** Start STORED ROWS **

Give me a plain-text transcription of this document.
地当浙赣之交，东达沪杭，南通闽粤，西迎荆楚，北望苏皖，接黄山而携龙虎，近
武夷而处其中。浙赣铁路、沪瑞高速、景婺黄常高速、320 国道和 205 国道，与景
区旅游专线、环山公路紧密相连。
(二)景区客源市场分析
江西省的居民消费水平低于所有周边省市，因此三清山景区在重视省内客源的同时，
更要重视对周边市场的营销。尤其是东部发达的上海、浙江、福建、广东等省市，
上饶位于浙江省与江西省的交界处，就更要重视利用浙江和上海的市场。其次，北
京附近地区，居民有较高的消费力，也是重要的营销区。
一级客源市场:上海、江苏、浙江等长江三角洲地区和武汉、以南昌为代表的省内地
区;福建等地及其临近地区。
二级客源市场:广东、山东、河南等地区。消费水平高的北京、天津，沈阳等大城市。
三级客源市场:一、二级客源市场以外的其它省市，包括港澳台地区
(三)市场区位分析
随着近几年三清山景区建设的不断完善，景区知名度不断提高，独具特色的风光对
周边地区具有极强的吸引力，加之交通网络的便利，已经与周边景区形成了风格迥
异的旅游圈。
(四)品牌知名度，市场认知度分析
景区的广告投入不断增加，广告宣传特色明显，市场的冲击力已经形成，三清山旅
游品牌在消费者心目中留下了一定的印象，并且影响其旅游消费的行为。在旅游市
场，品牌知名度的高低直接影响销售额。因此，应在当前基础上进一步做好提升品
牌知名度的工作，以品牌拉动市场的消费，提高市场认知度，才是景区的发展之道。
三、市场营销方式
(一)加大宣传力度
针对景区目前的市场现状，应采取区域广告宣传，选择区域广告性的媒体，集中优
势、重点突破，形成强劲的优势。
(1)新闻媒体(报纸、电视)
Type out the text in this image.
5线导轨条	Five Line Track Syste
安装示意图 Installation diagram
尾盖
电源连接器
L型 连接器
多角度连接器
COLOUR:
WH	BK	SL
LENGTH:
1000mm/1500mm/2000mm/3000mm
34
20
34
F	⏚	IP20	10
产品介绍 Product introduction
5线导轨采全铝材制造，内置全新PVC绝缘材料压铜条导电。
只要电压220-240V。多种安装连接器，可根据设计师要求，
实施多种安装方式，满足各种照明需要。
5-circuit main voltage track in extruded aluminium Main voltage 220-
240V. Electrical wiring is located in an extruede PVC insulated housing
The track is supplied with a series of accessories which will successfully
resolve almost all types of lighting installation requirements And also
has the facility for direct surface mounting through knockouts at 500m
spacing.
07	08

** End STORED ROWS **

## TASK DIRECTIONS
Lines holding the word "this" in the entries above are the ones to pull out. Copy them all.

## SOLUTION BELOW
Give me a plain-text transcription of this document.
Type out the text in this image.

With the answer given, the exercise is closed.